_Given problem:_ The records should be written out in full, with nothing altered.

··· Supplied material ···

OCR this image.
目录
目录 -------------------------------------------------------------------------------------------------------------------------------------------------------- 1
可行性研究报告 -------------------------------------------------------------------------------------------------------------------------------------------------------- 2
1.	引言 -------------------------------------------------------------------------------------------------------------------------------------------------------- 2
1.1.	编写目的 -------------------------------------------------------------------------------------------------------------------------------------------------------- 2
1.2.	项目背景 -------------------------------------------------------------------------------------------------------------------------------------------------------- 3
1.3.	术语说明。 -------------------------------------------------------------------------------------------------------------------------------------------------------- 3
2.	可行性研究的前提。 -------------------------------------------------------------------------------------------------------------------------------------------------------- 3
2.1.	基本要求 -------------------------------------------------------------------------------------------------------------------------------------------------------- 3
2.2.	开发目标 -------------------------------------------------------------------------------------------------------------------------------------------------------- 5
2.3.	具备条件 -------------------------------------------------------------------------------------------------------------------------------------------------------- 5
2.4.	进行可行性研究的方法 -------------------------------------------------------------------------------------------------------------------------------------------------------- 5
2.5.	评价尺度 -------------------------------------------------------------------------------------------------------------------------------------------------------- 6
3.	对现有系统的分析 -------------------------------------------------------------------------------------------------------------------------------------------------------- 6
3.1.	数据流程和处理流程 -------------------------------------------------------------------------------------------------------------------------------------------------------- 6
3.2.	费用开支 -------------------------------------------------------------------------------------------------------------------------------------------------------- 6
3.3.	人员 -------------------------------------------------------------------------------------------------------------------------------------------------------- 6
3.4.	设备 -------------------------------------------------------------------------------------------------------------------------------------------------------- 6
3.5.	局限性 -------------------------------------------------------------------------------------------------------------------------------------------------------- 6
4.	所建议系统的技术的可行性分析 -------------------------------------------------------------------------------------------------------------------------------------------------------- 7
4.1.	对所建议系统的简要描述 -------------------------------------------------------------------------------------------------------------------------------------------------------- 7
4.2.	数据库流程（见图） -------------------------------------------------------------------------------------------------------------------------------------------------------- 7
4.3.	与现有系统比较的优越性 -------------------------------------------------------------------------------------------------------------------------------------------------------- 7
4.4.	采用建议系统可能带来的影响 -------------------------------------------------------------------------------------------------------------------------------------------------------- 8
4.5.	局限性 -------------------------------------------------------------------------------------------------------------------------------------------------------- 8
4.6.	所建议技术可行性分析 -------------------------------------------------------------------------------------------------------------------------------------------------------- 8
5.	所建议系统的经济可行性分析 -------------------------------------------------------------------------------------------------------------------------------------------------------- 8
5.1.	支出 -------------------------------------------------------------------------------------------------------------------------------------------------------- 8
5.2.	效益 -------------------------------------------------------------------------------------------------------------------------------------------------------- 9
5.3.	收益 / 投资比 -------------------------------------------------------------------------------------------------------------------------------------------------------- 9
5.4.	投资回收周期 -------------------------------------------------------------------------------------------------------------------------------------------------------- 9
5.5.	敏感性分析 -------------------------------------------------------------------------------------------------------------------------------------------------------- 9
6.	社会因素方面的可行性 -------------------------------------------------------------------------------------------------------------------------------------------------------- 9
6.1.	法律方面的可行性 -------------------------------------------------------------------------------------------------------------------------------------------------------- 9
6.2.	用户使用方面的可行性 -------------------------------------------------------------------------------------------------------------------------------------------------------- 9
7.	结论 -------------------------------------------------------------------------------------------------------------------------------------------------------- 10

···

_Task answer:_
OCR this image.
目录
目录 -------------------------------------------------------------------------------------------------------------------------------------------------------- 1
可行性研究报告 -------------------------------------------------------------------------------------------------------------------------------------------------------- 2
1.	引言 -------------------------------------------------------------------------------------------------------------------------------------------------------- 2
1.1.	编写目的 -------------------------------------------------------------------------------------------------------------------------------------------------------- 2
1.2.	项目背景 -------------------------------------------------------------------------------------------------------------------------------------------------------- 3
1.3.	术语说明。 -------------------------------------------------------------------------------------------------------------------------------------------------------- 3
2.	可行性研究的前提。 -------------------------------------------------------------------------------------------------------------------------------------------------------- 3
2.1.	基本要求 -------------------------------------------------------------------------------------------------------------------------------------------------------- 3
2.2.	开发目标 -------------------------------------------------------------------------------------------------------------------------------------------------------- 5
2.3.	具备条件 -------------------------------------------------------------------------------------------------------------------------------------------------------- 5
2.4.	进行可行性研究的方法 -------------------------------------------------------------------------------------------------------------------------------------------------------- 5
2.5.	评价尺度 -------------------------------------------------------------------------------------------------------------------------------------------------------- 6
3.	对现有系统的分析 -------------------------------------------------------------------------------------------------------------------------------------------------------- 6
3.1.	数据流程和处理流程 -------------------------------------------------------------------------------------------------------------------------------------------------------- 6
3.2.	费用开支 -------------------------------------------------------------------------------------------------------------------------------------------------------- 6
3.3.	人员 -------------------------------------------------------------------------------------------------------------------------------------------------------- 6
3.4.	设备 -------------------------------------------------------------------------------------------------------------------------------------------------------- 6
3.5.	局限性 -------------------------------------------------------------------------------------------------------------------------------------------------------- 6
4.	所建议系统的技术的可行性分析 -------------------------------------------------------------------------------------------------------------------------------------------------------- 7
4.1.	对所建议系统的简要描述 -------------------------------------------------------------------------------------------------------------------------------------------------------- 7
4.2.	数据库流程（见图） -------------------------------------------------------------------------------------------------------------------------------------------------------- 7
4.3.	与现有系统比较的优越性 -------------------------------------------------------------------------------------------------------------------------------------------------------- 7
4.4.	采用建议系统可能带来的影响 -------------------------------------------------------------------------------------------------------------------------------------------------------- 8
4.5.	局限性 -------------------------------------------------------------------------------------------------------------------------------------------------------- 8
4.6.	所建议技术可行性分析 -------------------------------------------------------------------------------------------------------------------------------------------------------- 8
5.	所建议系统的经济可行性分析 -------------------------------------------------------------------------------------------------------------------------------------------------------- 8
5.1.	支出 -------------------------------------------------------------------------------------------------------------------------------------------------------- 8
5.2.	效益 -------------------------------------------------------------------------------------------------------------------------------------------------------- 9
5.3.	收益 / 投资比 -------------------------------------------------------------------------------------------------------------------------------------------------------- 9
5.4.	投资回收周期 -------------------------------------------------------------------------------------------------------------------------------------------------------- 9
5.5.	敏感性分析 -------------------------------------------------------------------------------------------------------------------------------------------------------- 9
6.	社会因素方面的可行性 -------------------------------------------------------------------------------------------------------------------------------------------------------- 9
6.1.	法律方面的可行性 -------------------------------------------------------------------------------------------------------------------------------------------------------- 9
6.2.	用户使用方面的可行性 -------------------------------------------------------------------------------------------------------------------------------------------------------- 9
7.	结论 -------------------------------------------------------------------------------------------------------------------------------------------------------- 10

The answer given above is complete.